── Records to use

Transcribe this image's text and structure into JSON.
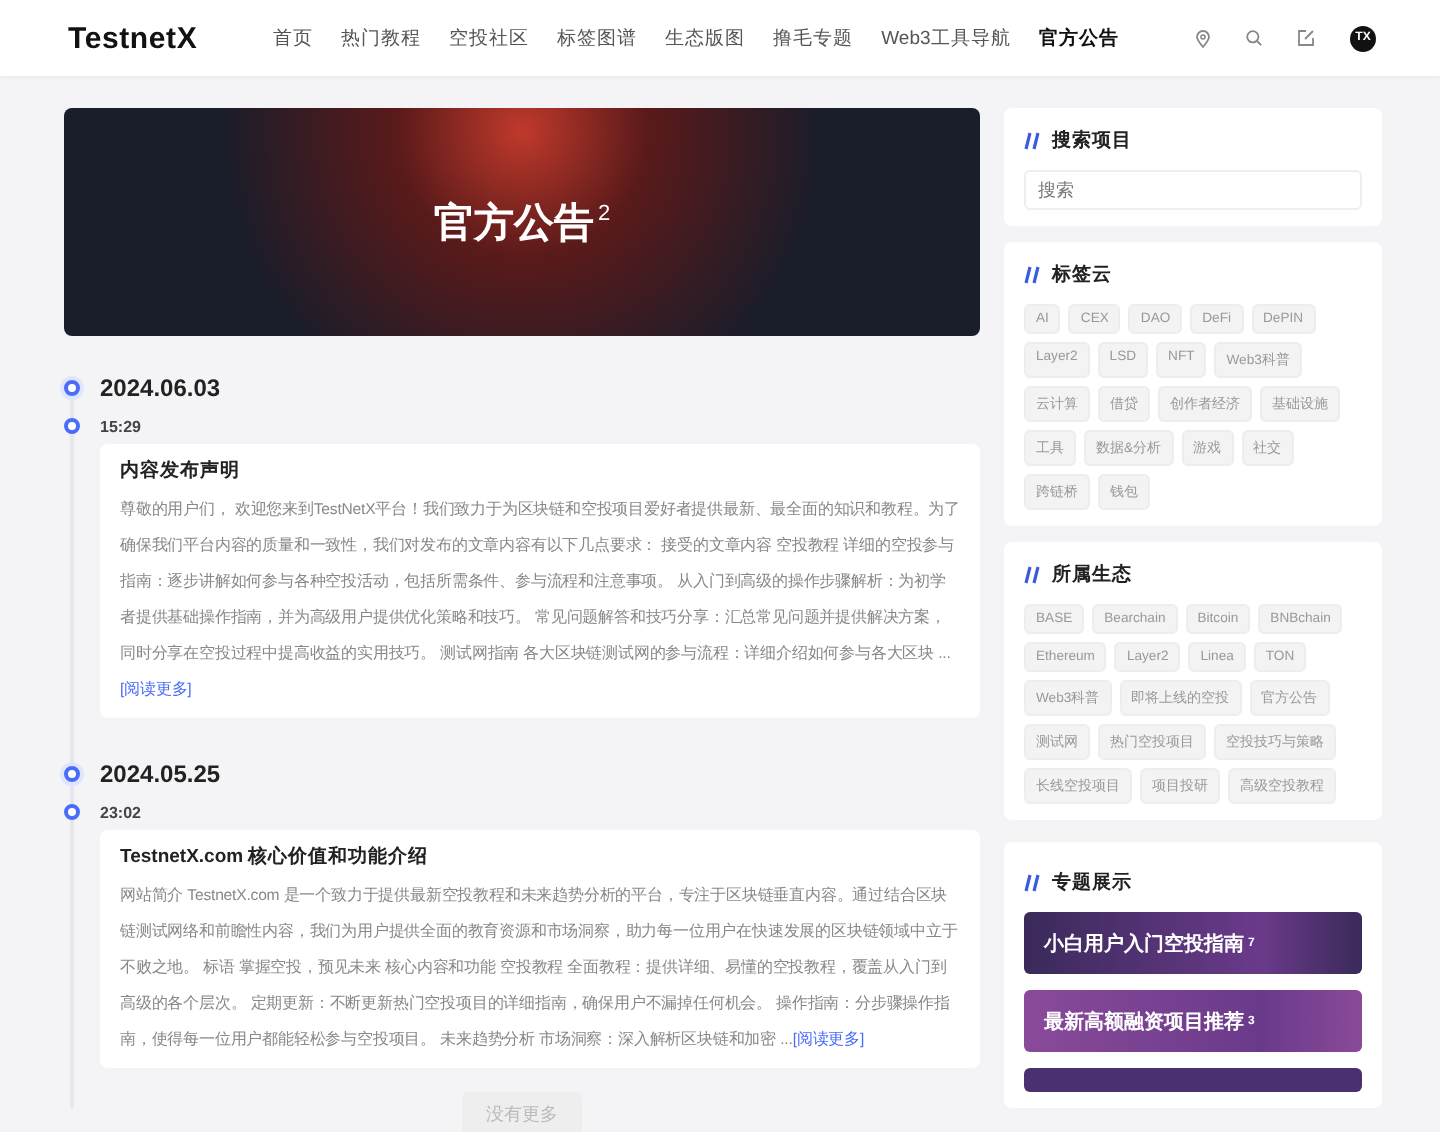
{
  "header": {
    "logo": "TestnetX",
    "nav": [
      {
        "label": "首页",
        "selected": false
      },
      {
        "label": "热门教程",
        "selected": false
      },
      {
        "label": "空投社区",
        "selected": false
      },
      {
        "label": "标签图谱",
        "selected": false
      },
      {
        "label": "生态版图",
        "selected": false
      },
      {
        "label": "撸毛专题",
        "selected": false
      },
      {
        "label": "Web3工具导航",
        "selected": false
      },
      {
        "label": "官方公告",
        "selected": true
      }
    ],
    "avatar": "TX"
  },
  "hero": {
    "title": "官方公告",
    "count": "2"
  },
  "timeline": [
    {
      "date": "2024.06.03",
      "entries": [
        {
          "time": "15:29",
          "title": "内容发布声明",
          "body": "尊敬的用户们， 欢迎您来到TestNetX平台！我们致力于为区块链和空投项目爱好者提供最新、最全面的知识和教程。为了确保我们平台内容的质量和一致性，我们对发布的文章内容有以下几点要求： 接受的文章内容 空投教程 详细的空投参与指南：逐步讲解如何参与各种空投活动，包括所需条件、参与流程和注意事项。 从入门到高级的操作步骤解析：为初学者提供基础操作指南，并为高级用户提供优化策略和技巧。 常见问题解答和技巧分享：汇总常见问题并提供解决方案，同时分享在空投过程中提高收益的实用技巧。 测试网指南 各大区块链测试网的参与流程：详细介绍如何参与各大区块 ...",
          "read_more": "[阅读更多]"
        }
      ]
    },
    {
      "date": "2024.05.25",
      "entries": [
        {
          "time": "23:02",
          "title": "TestnetX.com 核心价值和功能介绍",
          "body": "网站简介 TestnetX.com 是一个致力于提供最新空投教程和未来趋势分析的平台，专注于区块链垂直内容。通过结合区块链测试网络和前瞻性内容，我们为用户提供全面的教育资源和市场洞察，助力每一位用户在快速发展的区块链领域中立于不败之地。 标语 掌握空投，预见未来 核心内容和功能 空投教程 全面教程：提供详细、易懂的空投教程，覆盖从入门到高级的各个层次。 定期更新：不断更新热门空投项目的详细指南，确保用户不漏掉任何机会。 操作指南：分步骤操作指南，使得每一位用户都能轻松参与空投项目。 未来趋势分析 市场洞察：深入解析区块链和加密 ...",
          "read_more": "[阅读更多]"
        }
      ]
    }
  ],
  "load_more": {
    "label": "没有更多",
    "disabled": true
  },
  "sidebar": {
    "search": {
      "title": "搜索项目",
      "placeholder": "搜索"
    },
    "tag_cloud": {
      "title": "标签云",
      "tags": [
        "AI",
        "CEX",
        "DAO",
        "DeFi",
        "DePIN",
        "Layer2",
        "LSD",
        "NFT",
        "Web3科普",
        "云计算",
        "借贷",
        "创作者经济",
        "基础设施",
        "工具",
        "数据&分析",
        "游戏",
        "社交",
        "跨链桥",
        "钱包"
      ]
    },
    "ecosystems": {
      "title": "所属生态",
      "tags": [
        "BASE",
        "Bearchain",
        "Bitcoin",
        "BNBchain",
        "Ethereum",
        "Layer2",
        "Linea",
        "TON",
        "Web3科普",
        "即将上线的空投",
        "官方公告",
        "测试网",
        "热门空投项目",
        "空投技巧与策略",
        "长线空投项目",
        "项目投研",
        "高级空投教程"
      ]
    },
    "topics": {
      "title": "专题展示",
      "items": [
        {
          "title": "小白用户入门空投指南",
          "count": "7",
          "color": "#3a2a5a"
        },
        {
          "title": "最新高额融资项目推荐",
          "count": "3",
          "color": "#8a4a9a"
        }
      ]
    }
  }
}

────

Job:
Without the pictures, write out all of the material exactly.

Full solution:
Transcribe this image's text and structure into JSON.
{
  "header": {
    "logo": "TestnetX",
    "nav": [
      {
        "label": "首页",
        "selected": false
      },
      {
        "label": "热门教程",
        "selected": false
      },
      {
        "label": "空投社区",
        "selected": false
      },
      {
        "label": "标签图谱",
        "selected": false
      },
      {
        "label": "生态版图",
        "selected": false
      },
      {
        "label": "撸毛专题",
        "selected": false
      },
      {
        "label": "Web3工具导航",
        "selected": false
      },
      {
        "label": "官方公告",
        "selected": true
      }
    ],
    "avatar": "TX"
  },
  "hero": {
    "title": "官方公告",
    "count": "2"
  },
  "timeline": [
    {
      "date": "2024.06.03",
      "entries": [
        {
          "time": "15:29",
          "title": "内容发布声明",
          "body": "尊敬的用户们， 欢迎您来到TestNetX平台！我们致力于为区块链和空投项目爱好者提供最新、最全面的知识和教程。为了确保我们平台内容的质量和一致性，我们对发布的文章内容有以下几点要求： 接受的文章内容 空投教程 详细的空投参与指南：逐步讲解如何参与各种空投活动，包括所需条件、参与流程和注意事项。 从入门到高级的操作步骤解析：为初学者提供基础操作指南，并为高级用户提供优化策略和技巧。 常见问题解答和技巧分享：汇总常见问题并提供解决方案，同时分享在空投过程中提高收益的实用技巧。 测试网指南 各大区块链测试网的参与流程：详细介绍如何参与各大区块 ...",
          "read_more": "[阅读更多]"
        }
      ]
    },
    {
      "date": "2024.05.25",
      "entries": [
        {
          "time": "23:02",
          "title": "TestnetX.com 核心价值和功能介绍",
          "body": "网站简介 TestnetX.com 是一个致力于提供最新空投教程和未来趋势分析的平台，专注于区块链垂直内容。通过结合区块链测试网络和前瞻性内容，我们为用户提供全面的教育资源和市场洞察，助力每一位用户在快速发展的区块链领域中立于不败之地。 标语 掌握空投，预见未来 核心内容和功能 空投教程 全面教程：提供详细、易懂的空投教程，覆盖从入门到高级的各个层次。 定期更新：不断更新热门空投项目的详细指南，确保用户不漏掉任何机会。 操作指南：分步骤操作指南，使得每一位用户都能轻松参与空投项目。 未来趋势分析 市场洞察：深入解析区块链和加密 ...",
          "read_more": "[阅读更多]"
        }
      ]
    }
  ],
  "load_more": {
    "label": "没有更多",
    "disabled": true
  },
  "sidebar": {
    "search": {
      "title": "搜索项目",
      "placeholder": "搜索"
    },
    "tag_cloud": {
      "title": "标签云",
      "tags": [
        "AI",
        "CEX",
        "DAO",
        "DeFi",
        "DePIN",
        "Layer2",
        "LSD",
        "NFT",
        "Web3科普",
        "云计算",
        "借贷",
        "创作者经济",
        "基础设施",
        "工具",
        "数据&分析",
        "游戏",
        "社交",
        "跨链桥",
        "钱包"
      ]
    },
    "ecosystems": {
      "title": "所属生态",
      "tags": [
        "BASE",
        "Bearchain",
        "Bitcoin",
        "BNBchain",
        "Ethereum",
        "Layer2",
        "Linea",
        "TON",
        "Web3科普",
        "即将上线的空投",
        "官方公告",
        "测试网",
        "热门空投项目",
        "空投技巧与策略",
        "长线空投项目",
        "项目投研",
        "高级空投教程"
      ]
    },
    "topics": {
      "title": "专题展示",
      "items": [
        {
          "title": "小白用户入门空投指南",
          "count": "7",
          "color": "#3a2a5a"
        },
        {
          "title": "最新高额融资项目推荐",
          "count": "3",
          "color": "#8a4a9a"
        }
      ]
    }
  }
}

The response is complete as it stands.